Figure data in JSON:

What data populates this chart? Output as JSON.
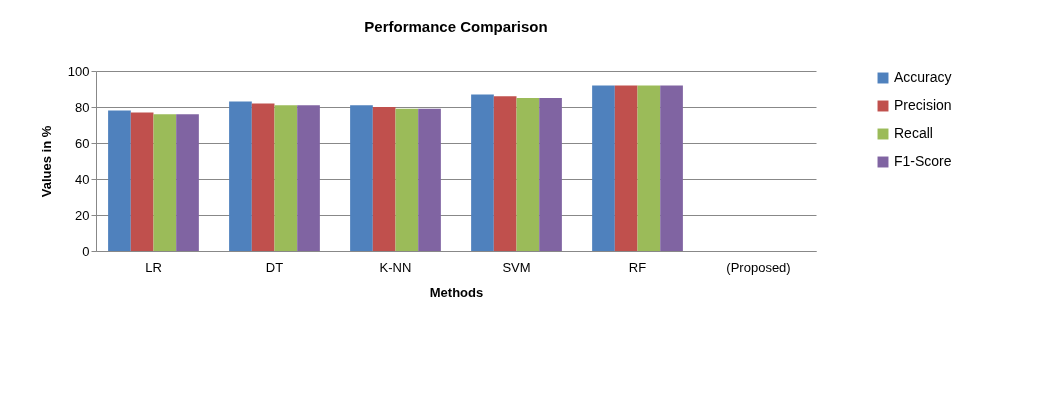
{
  "chart_data": {
    "type": "bar",
    "title": "Performance Comparison",
    "xlabel": "Methods",
    "ylabel": "Values in %",
    "categories": [
      "LR",
      "DT",
      "K-NN",
      "SVM",
      "RF",
      "(Proposed)"
    ],
    "series": [
      {
        "name": "Accuracy",
        "color": "#4f81bd",
        "values": [
          78,
          83,
          81,
          87,
          92,
          null
        ]
      },
      {
        "name": "Precision",
        "color": "#c0504d",
        "values": [
          77,
          82,
          80,
          86,
          92,
          null
        ]
      },
      {
        "name": "Recall",
        "color": "#9bbb59",
        "values": [
          76,
          81,
          79,
          85,
          92,
          null
        ]
      },
      {
        "name": "F1-Score",
        "color": "#8064a2",
        "values": [
          76,
          81,
          79,
          85,
          92,
          null
        ]
      }
    ],
    "ylim": [
      0,
      100
    ],
    "yticks": [
      0,
      20,
      40,
      60,
      80,
      100
    ],
    "grid": "y",
    "legend": "right"
  }
}
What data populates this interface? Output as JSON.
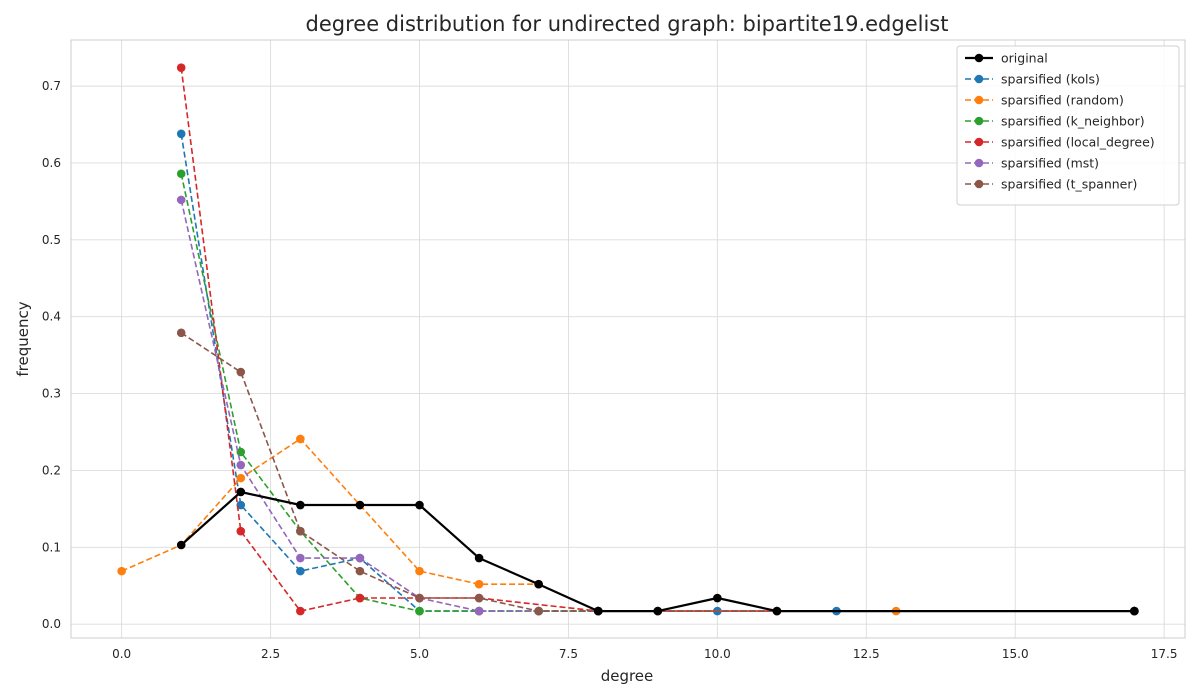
{
  "chart_data": {
    "type": "line",
    "title": "degree distribution for undirected graph: bipartite19.edgelist",
    "xlabel": "degree",
    "ylabel": "frequency",
    "xlim": [
      -0.85,
      17.85
    ],
    "ylim": [
      -0.018,
      0.76
    ],
    "xticks": [
      0.0,
      2.5,
      5.0,
      7.5,
      10.0,
      12.5,
      15.0,
      17.5
    ],
    "xtick_labels": [
      "0.0",
      "2.5",
      "5.0",
      "7.5",
      "10.0",
      "12.5",
      "15.0",
      "17.5"
    ],
    "yticks": [
      0.0,
      0.1,
      0.2,
      0.3,
      0.4,
      0.5,
      0.6,
      0.7
    ],
    "ytick_labels": [
      "0.0",
      "0.1",
      "0.2",
      "0.3",
      "0.4",
      "0.5",
      "0.6",
      "0.7"
    ],
    "grid": true,
    "legend_position": "top-right",
    "series": [
      {
        "name": "original",
        "color": "#000000",
        "style": "solid",
        "x": [
          1,
          2,
          3,
          4,
          5,
          6,
          7,
          8,
          9,
          10,
          11,
          17
        ],
        "y": [
          0.103,
          0.172,
          0.155,
          0.155,
          0.155,
          0.086,
          0.052,
          0.017,
          0.017,
          0.034,
          0.017,
          0.017
        ]
      },
      {
        "name": "sparsified (kols)",
        "color": "#1f77b4",
        "style": "dashed",
        "x": [
          1,
          2,
          3,
          4,
          5,
          6,
          7,
          8,
          9,
          10,
          11,
          12,
          17
        ],
        "y": [
          0.638,
          0.155,
          0.069,
          0.086,
          0.017,
          0.017,
          0.017,
          0.017,
          0.017,
          0.017,
          0.017,
          0.017,
          0.017
        ]
      },
      {
        "name": "sparsified (random)",
        "color": "#ff7f0e",
        "style": "dashed",
        "x": [
          0,
          1,
          2,
          3,
          4,
          5,
          6,
          7,
          8,
          9,
          11,
          13
        ],
        "y": [
          0.069,
          0.103,
          0.19,
          0.241,
          0.155,
          0.069,
          0.052,
          0.052,
          0.017,
          0.017,
          0.017,
          0.017
        ]
      },
      {
        "name": "sparsified (k_neighbor)",
        "color": "#2ca02c",
        "style": "dashed",
        "x": [
          1,
          2,
          3,
          4,
          5,
          6,
          7,
          8,
          17
        ],
        "y": [
          0.586,
          0.224,
          0.121,
          0.034,
          0.017,
          0.017,
          0.017,
          0.017,
          0.017
        ]
      },
      {
        "name": "sparsified (local_degree)",
        "color": "#d62728",
        "style": "dashed",
        "x": [
          1,
          2,
          3,
          4,
          5,
          6,
          8,
          17
        ],
        "y": [
          0.724,
          0.121,
          0.017,
          0.034,
          0.034,
          0.034,
          0.017,
          0.017
        ]
      },
      {
        "name": "sparsified (mst)",
        "color": "#9467bd",
        "style": "dashed",
        "x": [
          1,
          2,
          3,
          4,
          5,
          6,
          7,
          8,
          17
        ],
        "y": [
          0.552,
          0.207,
          0.086,
          0.086,
          0.034,
          0.017,
          0.017,
          0.017,
          0.017
        ]
      },
      {
        "name": "sparsified (t_spanner)",
        "color": "#8c564b",
        "style": "dashed",
        "x": [
          1,
          2,
          3,
          4,
          5,
          6,
          7,
          8,
          17
        ],
        "y": [
          0.379,
          0.328,
          0.121,
          0.069,
          0.034,
          0.034,
          0.017,
          0.017,
          0.017
        ]
      }
    ]
  }
}
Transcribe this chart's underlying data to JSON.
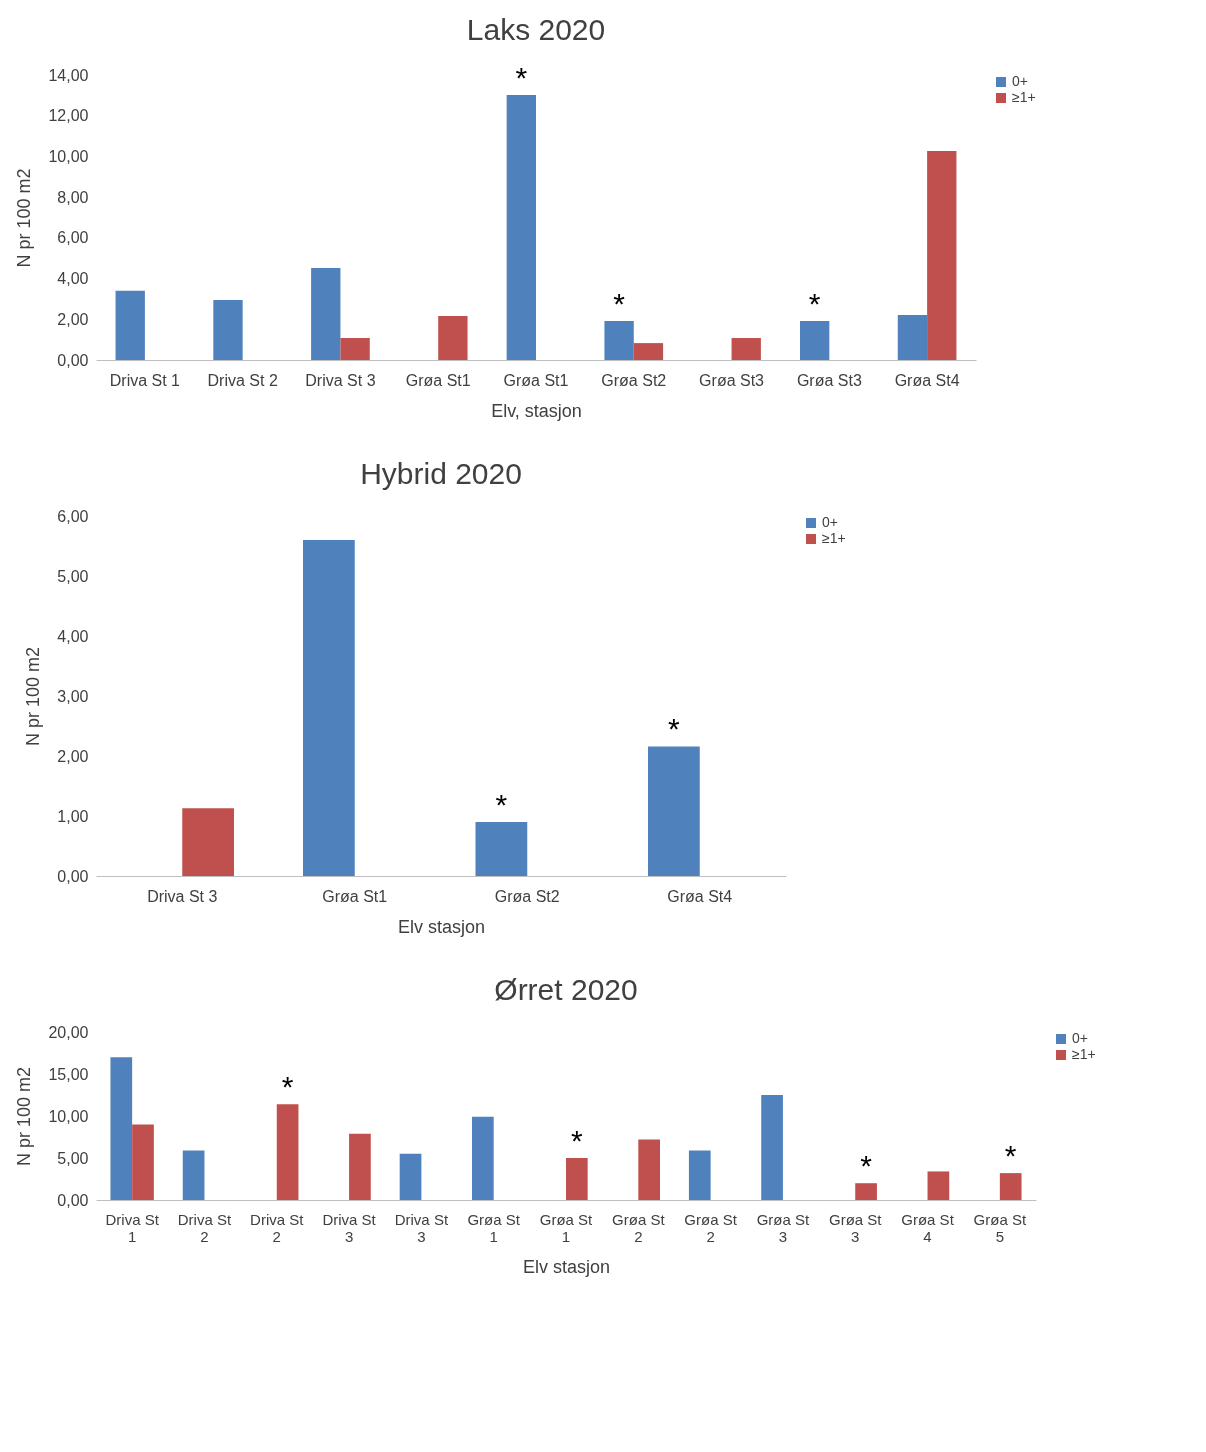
{
  "chart_data": [
    {
      "type": "bar",
      "title": "Laks 2020",
      "xlabel": "Elv, stasjon",
      "ylabel": "N pr 100 m2",
      "categories": [
        "Driva St 1",
        "Driva St 2",
        "Driva St 3",
        "Grøa St1",
        "Grøa St1",
        "Grøa St2",
        "Grøa St3",
        "Grøa St3",
        "Grøa St4"
      ],
      "series": [
        {
          "name": "0+",
          "color": "#4f81bd",
          "values": [
            3.4,
            2.95,
            4.52,
            null,
            13.02,
            1.92,
            null,
            1.92,
            2.21
          ],
          "value_labels": [
            null,
            null,
            null,
            null,
            "*",
            "*",
            null,
            "*",
            null
          ]
        },
        {
          "name": "≥1+",
          "color": "#c0504d",
          "values": [
            null,
            null,
            1.08,
            2.16,
            null,
            0.83,
            1.08,
            null,
            10.27
          ]
        }
      ],
      "ylim": [
        0,
        14
      ],
      "yticks": [
        {
          "value": 0,
          "label": "0,00"
        },
        {
          "value": 2,
          "label": "2,00"
        },
        {
          "value": 4,
          "label": "4,00"
        },
        {
          "value": 6,
          "label": "6,00"
        },
        {
          "value": 8,
          "label": "8,00"
        },
        {
          "value": 10,
          "label": "10,00"
        },
        {
          "value": 12,
          "label": "12,00"
        },
        {
          "value": 14,
          "label": "14,00"
        }
      ],
      "grid": false,
      "legend": "right"
    },
    {
      "type": "bar",
      "title": "Hybrid 2020",
      "xlabel": "Elv stasjon",
      "ylabel": "N pr 100 m2",
      "categories": [
        "Driva St 3",
        "Grøa St1",
        "Grøa St2",
        "Grøa St4"
      ],
      "series": [
        {
          "name": "0+",
          "color": "#4f81bd",
          "values": [
            null,
            5.6,
            0.9,
            2.16
          ],
          "value_labels": [
            null,
            null,
            "*",
            "*"
          ]
        },
        {
          "name": "≥1+",
          "color": "#c0504d",
          "values": [
            1.13,
            null,
            null,
            null
          ]
        }
      ],
      "ylim": [
        0,
        6
      ],
      "yticks": [
        {
          "value": 0,
          "label": "0,00"
        },
        {
          "value": 1,
          "label": "1,00"
        },
        {
          "value": 2,
          "label": "2,00"
        },
        {
          "value": 3,
          "label": "3,00"
        },
        {
          "value": 4,
          "label": "4,00"
        },
        {
          "value": 5,
          "label": "5,00"
        },
        {
          "value": 6,
          "label": "6,00"
        }
      ],
      "grid": false,
      "legend": "right"
    },
    {
      "type": "bar",
      "title": "Ørret 2020",
      "xlabel": "Elv stasjon",
      "ylabel": "N pr 100 m2",
      "categories": [
        "Driva St 1",
        "Driva St 2",
        "Driva St 2",
        "Driva St 3",
        "Driva St 3",
        "Grøa St 1",
        "Grøa St 1",
        "Grøa St 2",
        "Grøa St 2",
        "Grøa St 3",
        "Grøa St 3",
        "Grøa St 4",
        "Grøa St 5"
      ],
      "series": [
        {
          "name": "0+",
          "color": "#4f81bd",
          "values": [
            17.0,
            5.9,
            null,
            null,
            5.5,
            9.9,
            null,
            null,
            5.9,
            12.5,
            null,
            null,
            null
          ]
        },
        {
          "name": "≥1+",
          "color": "#c0504d",
          "values": [
            9.0,
            null,
            11.4,
            7.9,
            null,
            null,
            5.0,
            7.2,
            null,
            null,
            2.0,
            3.4,
            3.2
          ],
          "value_labels": [
            null,
            null,
            "*",
            null,
            null,
            null,
            "*",
            null,
            null,
            null,
            "*",
            null,
            "*"
          ]
        }
      ],
      "ylim": [
        0,
        20
      ],
      "yticks": [
        {
          "value": 0,
          "label": "0,00"
        },
        {
          "value": 5,
          "label": "5,00"
        },
        {
          "value": 10,
          "label": "10,00"
        },
        {
          "value": 15,
          "label": "15,00"
        },
        {
          "value": 20,
          "label": "20,00"
        }
      ],
      "grid": false,
      "legend": "right"
    }
  ]
}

### What is expected
From the listing, copy each line containing the word "populates".

### Right answer
What data populates this chart? Output as JSON.
What data populates this interface? Output as JSON.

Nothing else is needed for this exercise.